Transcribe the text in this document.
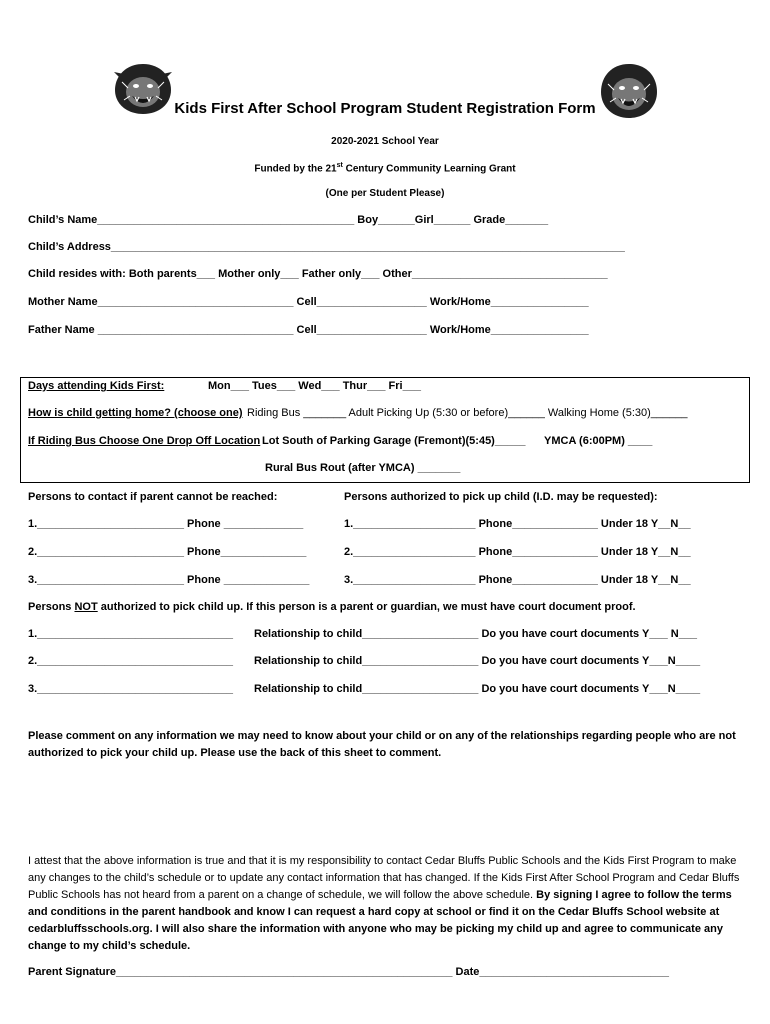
Kids First After School Program Student Registration Form
2020-2021 School Year
Funded by the 21st Century Community Learning Grant
(One per Student Please)
Child’s Name__________________________________________ Boy______Girl______ Grade_______
Child’s Address____________________________________________________________________________________
Child resides with: Both parents___ Mother only___ Father only___ Other________________________________
Mother Name________________________________ Cell__________________ Work/Home________________
Father Name ________________________________ Cell__________________ Work/Home________________
Days attending Kids First:	Mon___ Tues___ Wed___ Thur___ Fri___
How is child getting home? (choose one) Riding Bus _______ Adult Picking Up (5:30 or before)______ Walking Home (5:30)______
If Riding Bus Choose One Drop Off Location Lot South of Parking Garage (Fremont)(5:45)_____ YMCA (6:00PM) ____
Rural Bus Rout (after YMCA) _______
Persons to contact if parent cannot be reached:	Persons authorized to pick up child (I.D. may be requested):
1.________________________ Phone _____________
2.________________________ Phone______________
3.________________________ Phone ______________
1.____________________ Phone______________ Under 18 Y__N__
2.____________________ Phone______________ Under 18 Y__N__
3.____________________ Phone______________ Under 18 Y__N__
Persons NOT authorized to pick child up. If this person is a parent or guardian, we must have court document proof.
1.________________________________
2.________________________________
3.________________________________
Relationship to child___________________ Do you have court documents Y___ N___
Relationship to child___________________ Do you have court documents Y___N____
Relationship to child___________________ Do you have court documents Y___N____
Please comment on any information we may need to know about your child or on any of the relationships regarding people who are not authorized to pick your child up. Please use the back of this sheet to comment.
I attest that the above information is true and that it is my responsibility to contact Cedar Bluffs Public Schools and the Kids First Program to make any changes to the child’s schedule or to update any contact information that has changed. If the Kids First After School Program and Cedar Bluffs Public Schools has not heard from a parent on a change of schedule, we will follow the above schedule. By signing I agree to follow the terms and conditions in the parent handbook and know I can request a hard copy at school or find it on the Cedar Bluffs School website at cedarbluffsschools.org. I will also share the information with anyone who may be picking my child up and agree to communicate any change to my child’s schedule.
Parent Signature_______________________________________________________ Date_______________________________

+-------+

• _Task requirements_: Quote the listing above in full, except for the pictures.

• _Result of the task_:
Transcribe the text in this document.
Kids First After School Program Student Registration Form
2020-2021 School Year
Funded by the 21st Century Community Learning Grant
(One per Student Please)
Child’s Name__________________________________________ Boy______Girl______ Grade_______
Child’s Address____________________________________________________________________________________
Child resides with: Both parents___ Mother only___ Father only___ Other________________________________
Mother Name________________________________ Cell__________________ Work/Home________________
Father Name ________________________________ Cell__________________ Work/Home________________
Days attending Kids First:	Mon___ Tues___ Wed___ Thur___ Fri___
How is child getting home? (choose one) Riding Bus _______ Adult Picking Up (5:30 or before)______ Walking Home (5:30)______
If Riding Bus Choose One Drop Off Location Lot South of Parking Garage (Fremont)(5:45)_____ YMCA (6:00PM) ____
Rural Bus Rout (after YMCA) _______
Persons to contact if parent cannot be reached:	Persons authorized to pick up child (I.D. may be requested):
1.________________________ Phone _____________
2.________________________ Phone______________
3.________________________ Phone ______________
1.____________________ Phone______________ Under 18 Y__N__
2.____________________ Phone______________ Under 18 Y__N__
3.____________________ Phone______________ Under 18 Y__N__
Persons NOT authorized to pick child up. If this person is a parent or guardian, we must have court document proof.
1.________________________________
2.________________________________
3.________________________________
Relationship to child___________________ Do you have court documents Y___ N___
Relationship to child___________________ Do you have court documents Y___N____
Relationship to child___________________ Do you have court documents Y___N____
Please comment on any information we may need to know about your child or on any of the relationships regarding people who are not authorized to pick your child up. Please use the back of this sheet to comment.
I attest that the above information is true and that it is my responsibility to contact Cedar Bluffs Public Schools and the Kids First Program to make any changes to the child’s schedule or to update any contact information that has changed. If the Kids First After School Program and Cedar Bluffs Public Schools has not heard from a parent on a change of schedule, we will follow the above schedule. By signing I agree to follow the terms and conditions in the parent handbook and know I can request a hard copy at school or find it on the Cedar Bluffs School website at cedarbluffsschools.org. I will also share the information with anyone who may be picking my child up and agree to communicate any change to my child’s schedule.
Parent Signature_______________________________________________________ Date_______________________________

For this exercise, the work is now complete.